__Dataset excerpts__:
========================

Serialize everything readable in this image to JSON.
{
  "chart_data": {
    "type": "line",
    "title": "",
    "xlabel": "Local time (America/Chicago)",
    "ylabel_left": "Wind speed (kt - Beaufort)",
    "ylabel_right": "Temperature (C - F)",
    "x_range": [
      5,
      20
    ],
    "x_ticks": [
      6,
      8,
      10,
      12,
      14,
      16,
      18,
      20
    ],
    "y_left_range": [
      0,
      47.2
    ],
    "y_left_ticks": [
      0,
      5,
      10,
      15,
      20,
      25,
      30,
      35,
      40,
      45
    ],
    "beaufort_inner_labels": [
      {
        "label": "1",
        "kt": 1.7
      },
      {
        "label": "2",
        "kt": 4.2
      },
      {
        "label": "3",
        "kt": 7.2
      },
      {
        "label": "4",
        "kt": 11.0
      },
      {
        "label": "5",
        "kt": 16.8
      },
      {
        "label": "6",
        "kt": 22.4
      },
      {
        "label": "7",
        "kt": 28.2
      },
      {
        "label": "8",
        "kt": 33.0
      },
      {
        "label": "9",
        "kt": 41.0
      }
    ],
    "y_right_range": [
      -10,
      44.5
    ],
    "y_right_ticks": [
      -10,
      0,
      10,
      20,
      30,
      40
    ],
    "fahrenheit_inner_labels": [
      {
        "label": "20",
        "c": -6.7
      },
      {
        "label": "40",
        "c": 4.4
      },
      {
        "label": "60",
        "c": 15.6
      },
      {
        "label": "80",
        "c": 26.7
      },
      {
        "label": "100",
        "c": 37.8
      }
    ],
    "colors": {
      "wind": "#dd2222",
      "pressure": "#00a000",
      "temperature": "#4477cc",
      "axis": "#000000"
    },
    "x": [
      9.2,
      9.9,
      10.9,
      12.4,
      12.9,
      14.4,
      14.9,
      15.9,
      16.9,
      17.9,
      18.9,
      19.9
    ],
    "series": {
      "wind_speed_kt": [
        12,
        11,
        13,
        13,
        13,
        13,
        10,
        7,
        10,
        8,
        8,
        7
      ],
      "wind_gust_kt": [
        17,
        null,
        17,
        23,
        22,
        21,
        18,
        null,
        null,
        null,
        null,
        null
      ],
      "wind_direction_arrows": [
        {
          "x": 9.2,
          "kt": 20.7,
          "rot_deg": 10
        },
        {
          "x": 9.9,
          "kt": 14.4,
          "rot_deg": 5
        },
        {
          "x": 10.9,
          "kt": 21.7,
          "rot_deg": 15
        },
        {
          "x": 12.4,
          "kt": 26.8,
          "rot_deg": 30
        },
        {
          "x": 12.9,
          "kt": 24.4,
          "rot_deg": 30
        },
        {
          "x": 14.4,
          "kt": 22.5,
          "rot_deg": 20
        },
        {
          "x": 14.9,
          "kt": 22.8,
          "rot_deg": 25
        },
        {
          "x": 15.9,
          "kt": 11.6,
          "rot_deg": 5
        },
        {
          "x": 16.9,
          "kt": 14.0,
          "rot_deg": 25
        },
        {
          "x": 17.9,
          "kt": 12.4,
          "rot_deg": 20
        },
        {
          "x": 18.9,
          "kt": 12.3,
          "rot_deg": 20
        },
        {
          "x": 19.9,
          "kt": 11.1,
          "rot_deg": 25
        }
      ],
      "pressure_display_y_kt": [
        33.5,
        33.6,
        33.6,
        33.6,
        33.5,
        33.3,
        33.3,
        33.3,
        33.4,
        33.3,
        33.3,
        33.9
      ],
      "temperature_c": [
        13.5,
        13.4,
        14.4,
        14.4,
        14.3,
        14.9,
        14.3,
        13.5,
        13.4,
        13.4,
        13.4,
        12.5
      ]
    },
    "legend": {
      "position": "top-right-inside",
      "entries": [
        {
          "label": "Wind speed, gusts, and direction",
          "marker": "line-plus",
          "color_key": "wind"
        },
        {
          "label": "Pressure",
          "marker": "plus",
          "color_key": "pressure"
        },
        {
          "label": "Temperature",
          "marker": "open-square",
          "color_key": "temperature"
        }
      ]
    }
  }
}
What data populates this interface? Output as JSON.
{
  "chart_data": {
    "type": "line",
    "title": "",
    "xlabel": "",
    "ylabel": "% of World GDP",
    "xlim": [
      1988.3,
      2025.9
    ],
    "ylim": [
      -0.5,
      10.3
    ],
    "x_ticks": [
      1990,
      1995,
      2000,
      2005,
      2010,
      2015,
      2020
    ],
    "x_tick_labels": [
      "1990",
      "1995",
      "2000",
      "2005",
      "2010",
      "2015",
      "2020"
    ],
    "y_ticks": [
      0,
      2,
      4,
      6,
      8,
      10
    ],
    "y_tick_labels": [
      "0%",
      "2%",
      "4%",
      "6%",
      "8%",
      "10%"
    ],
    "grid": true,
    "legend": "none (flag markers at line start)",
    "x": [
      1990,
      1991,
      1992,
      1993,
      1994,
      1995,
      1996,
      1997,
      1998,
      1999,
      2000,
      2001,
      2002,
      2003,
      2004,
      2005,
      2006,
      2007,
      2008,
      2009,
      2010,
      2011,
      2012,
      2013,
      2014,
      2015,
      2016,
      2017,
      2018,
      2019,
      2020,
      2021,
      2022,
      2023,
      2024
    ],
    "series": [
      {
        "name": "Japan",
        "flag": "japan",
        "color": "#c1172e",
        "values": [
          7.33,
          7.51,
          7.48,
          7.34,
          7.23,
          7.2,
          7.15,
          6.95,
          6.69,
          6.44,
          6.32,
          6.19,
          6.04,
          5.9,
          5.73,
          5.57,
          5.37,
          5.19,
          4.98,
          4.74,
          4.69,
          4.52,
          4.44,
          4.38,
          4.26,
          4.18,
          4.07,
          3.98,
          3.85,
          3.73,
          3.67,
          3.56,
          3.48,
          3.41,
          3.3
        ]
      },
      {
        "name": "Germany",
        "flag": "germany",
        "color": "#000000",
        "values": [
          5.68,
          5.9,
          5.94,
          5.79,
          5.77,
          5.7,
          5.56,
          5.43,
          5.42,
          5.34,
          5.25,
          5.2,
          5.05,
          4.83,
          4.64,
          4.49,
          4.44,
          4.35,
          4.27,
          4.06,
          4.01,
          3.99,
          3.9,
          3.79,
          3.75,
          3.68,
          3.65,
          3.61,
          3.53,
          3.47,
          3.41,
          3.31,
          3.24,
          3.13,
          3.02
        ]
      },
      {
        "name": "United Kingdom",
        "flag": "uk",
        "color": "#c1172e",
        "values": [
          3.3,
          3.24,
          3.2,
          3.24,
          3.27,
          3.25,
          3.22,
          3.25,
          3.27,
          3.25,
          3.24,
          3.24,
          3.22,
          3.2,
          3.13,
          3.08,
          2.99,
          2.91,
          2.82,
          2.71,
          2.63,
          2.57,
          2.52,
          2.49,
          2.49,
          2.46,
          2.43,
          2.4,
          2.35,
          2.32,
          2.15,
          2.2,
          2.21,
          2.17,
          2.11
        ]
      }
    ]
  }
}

========================

__Aim__:
Print the material above once more, exactly.

__Exercise result__:
Serialize everything readable in this image to JSON.
{
  "chart_data": {
    "type": "line",
    "title": "",
    "xlabel": "Local time (America/Chicago)",
    "ylabel_left": "Wind speed (kt - Beaufort)",
    "ylabel_right": "Temperature (C - F)",
    "x_range": [
      5,
      20
    ],
    "x_ticks": [
      6,
      8,
      10,
      12,
      14,
      16,
      18,
      20
    ],
    "y_left_range": [
      0,
      47.2
    ],
    "y_left_ticks": [
      0,
      5,
      10,
      15,
      20,
      25,
      30,
      35,
      40,
      45
    ],
    "beaufort_inner_labels": [
      {
        "label": "1",
        "kt": 1.7
      },
      {
        "label": "2",
        "kt": 4.2
      },
      {
        "label": "3",
        "kt": 7.2
      },
      {
        "label": "4",
        "kt": 11.0
      },
      {
        "label": "5",
        "kt": 16.8
      },
      {
        "label": "6",
        "kt": 22.4
      },
      {
        "label": "7",
        "kt": 28.2
      },
      {
        "label": "8",
        "kt": 33.0
      },
      {
        "label": "9",
        "kt": 41.0
      }
    ],
    "y_right_range": [
      -10,
      44.5
    ],
    "y_right_ticks": [
      -10,
      0,
      10,
      20,
      30,
      40
    ],
    "fahrenheit_inner_labels": [
      {
        "label": "20",
        "c": -6.7
      },
      {
        "label": "40",
        "c": 4.4
      },
      {
        "label": "60",
        "c": 15.6
      },
      {
        "label": "80",
        "c": 26.7
      },
      {
        "label": "100",
        "c": 37.8
      }
    ],
    "colors": {
      "wind": "#dd2222",
      "pressure": "#00a000",
      "temperature": "#4477cc",
      "axis": "#000000"
    },
    "x": [
      9.2,
      9.9,
      10.9,
      12.4,
      12.9,
      14.4,
      14.9,
      15.9,
      16.9,
      17.9,
      18.9,
      19.9
    ],
    "series": {
      "wind_speed_kt": [
        12,
        11,
        13,
        13,
        13,
        13,
        10,
        7,
        10,
        8,
        8,
        7
      ],
      "wind_gust_kt": [
        17,
        null,
        17,
        23,
        22,
        21,
        18,
        null,
        null,
        null,
        null,
        null
      ],
      "wind_direction_arrows": [
        {
          "x": 9.2,
          "kt": 20.7,
          "rot_deg": 10
        },
        {
          "x": 9.9,
          "kt": 14.4,
          "rot_deg": 5
        },
        {
          "x": 10.9,
          "kt": 21.7,
          "rot_deg": 15
        },
        {
          "x": 12.4,
          "kt": 26.8,
          "rot_deg": 30
        },
        {
          "x": 12.9,
          "kt": 24.4,
          "rot_deg": 30
        },
        {
          "x": 14.4,
          "kt": 22.5,
          "rot_deg": 20
        },
        {
          "x": 14.9,
          "kt": 22.8,
          "rot_deg": 25
        },
        {
          "x": 15.9,
          "kt": 11.6,
          "rot_deg": 5
        },
        {
          "x": 16.9,
          "kt": 14.0,
          "rot_deg": 25
        },
        {
          "x": 17.9,
          "kt": 12.4,
          "rot_deg": 20
        },
        {
          "x": 18.9,
          "kt": 12.3,
          "rot_deg": 20
        },
        {
          "x": 19.9,
          "kt": 11.1,
          "rot_deg": 25
        }
      ],
      "pressure_display_y_kt": [
        33.5,
        33.6,
        33.6,
        33.6,
        33.5,
        33.3,
        33.3,
        33.3,
        33.4,
        33.3,
        33.3,
        33.9
      ],
      "temperature_c": [
        13.5,
        13.4,
        14.4,
        14.4,
        14.3,
        14.9,
        14.3,
        13.5,
        13.4,
        13.4,
        13.4,
        12.5
      ]
    },
    "legend": {
      "position": "top-right-inside",
      "entries": [
        {
          "label": "Wind speed, gusts, and direction",
          "marker": "line-plus",
          "color_key": "wind"
        },
        {
          "label": "Pressure",
          "marker": "plus",
          "color_key": "pressure"
        },
        {
          "label": "Temperature",
          "marker": "open-square",
          "color_key": "temperature"
        }
      ]
    }
  }
}
What data populates this interface? Output as JSON.
{
  "chart_data": {
    "type": "line",
    "title": "",
    "xlabel": "",
    "ylabel": "% of World GDP",
    "xlim": [
      1988.3,
      2025.9
    ],
    "ylim": [
      -0.5,
      10.3
    ],
    "x_ticks": [
      1990,
      1995,
      2000,
      2005,
      2010,
      2015,
      2020
    ],
    "x_tick_labels": [
      "1990",
      "1995",
      "2000",
      "2005",
      "2010",
      "2015",
      "2020"
    ],
    "y_ticks": [
      0,
      2,
      4,
      6,
      8,
      10
    ],
    "y_tick_labels": [
      "0%",
      "2%",
      "4%",
      "6%",
      "8%",
      "10%"
    ],
    "grid": true,
    "legend": "none (flag markers at line start)",
    "x": [
      1990,
      1991,
      1992,
      1993,
      1994,
      1995,
      1996,
      1997,
      1998,
      1999,
      2000,
      2001,
      2002,
      2003,
      2004,
      2005,
      2006,
      2007,
      2008,
      2009,
      2010,
      2011,
      2012,
      2013,
      2014,
      2015,
      2016,
      2017,
      2018,
      2019,
      2020,
      2021,
      2022,
      2023,
      2024
    ],
    "series": [
      {
        "name": "Japan",
        "flag": "japan",
        "color": "#c1172e",
        "values": [
          7.33,
          7.51,
          7.48,
          7.34,
          7.23,
          7.2,
          7.15,
          6.95,
          6.69,
          6.44,
          6.32,
          6.19,
          6.04,
          5.9,
          5.73,
          5.57,
          5.37,
          5.19,
          4.98,
          4.74,
          4.69,
          4.52,
          4.44,
          4.38,
          4.26,
          4.18,
          4.07,
          3.98,
          3.85,
          3.73,
          3.67,
          3.56,
          3.48,
          3.41,
          3.3
        ]
      },
      {
        "name": "Germany",
        "flag": "germany",
        "color": "#000000",
        "values": [
          5.68,
          5.9,
          5.94,
          5.79,
          5.77,
          5.7,
          5.56,
          5.43,
          5.42,
          5.34,
          5.25,
          5.2,
          5.05,
          4.83,
          4.64,
          4.49,
          4.44,
          4.35,
          4.27,
          4.06,
          4.01,
          3.99,
          3.9,
          3.79,
          3.75,
          3.68,
          3.65,
          3.61,
          3.53,
          3.47,
          3.41,
          3.31,
          3.24,
          3.13,
          3.02
        ]
      },
      {
        "name": "United Kingdom",
        "flag": "uk",
        "color": "#c1172e",
        "values": [
          3.3,
          3.24,
          3.2,
          3.24,
          3.27,
          3.25,
          3.22,
          3.25,
          3.27,
          3.25,
          3.24,
          3.24,
          3.22,
          3.2,
          3.13,
          3.08,
          2.99,
          2.91,
          2.82,
          2.71,
          2.63,
          2.57,
          2.52,
          2.49,
          2.49,
          2.46,
          2.43,
          2.4,
          2.35,
          2.32,
          2.15,
          2.2,
          2.21,
          2.17,
          2.11
        ]
      }
    ]
  }
}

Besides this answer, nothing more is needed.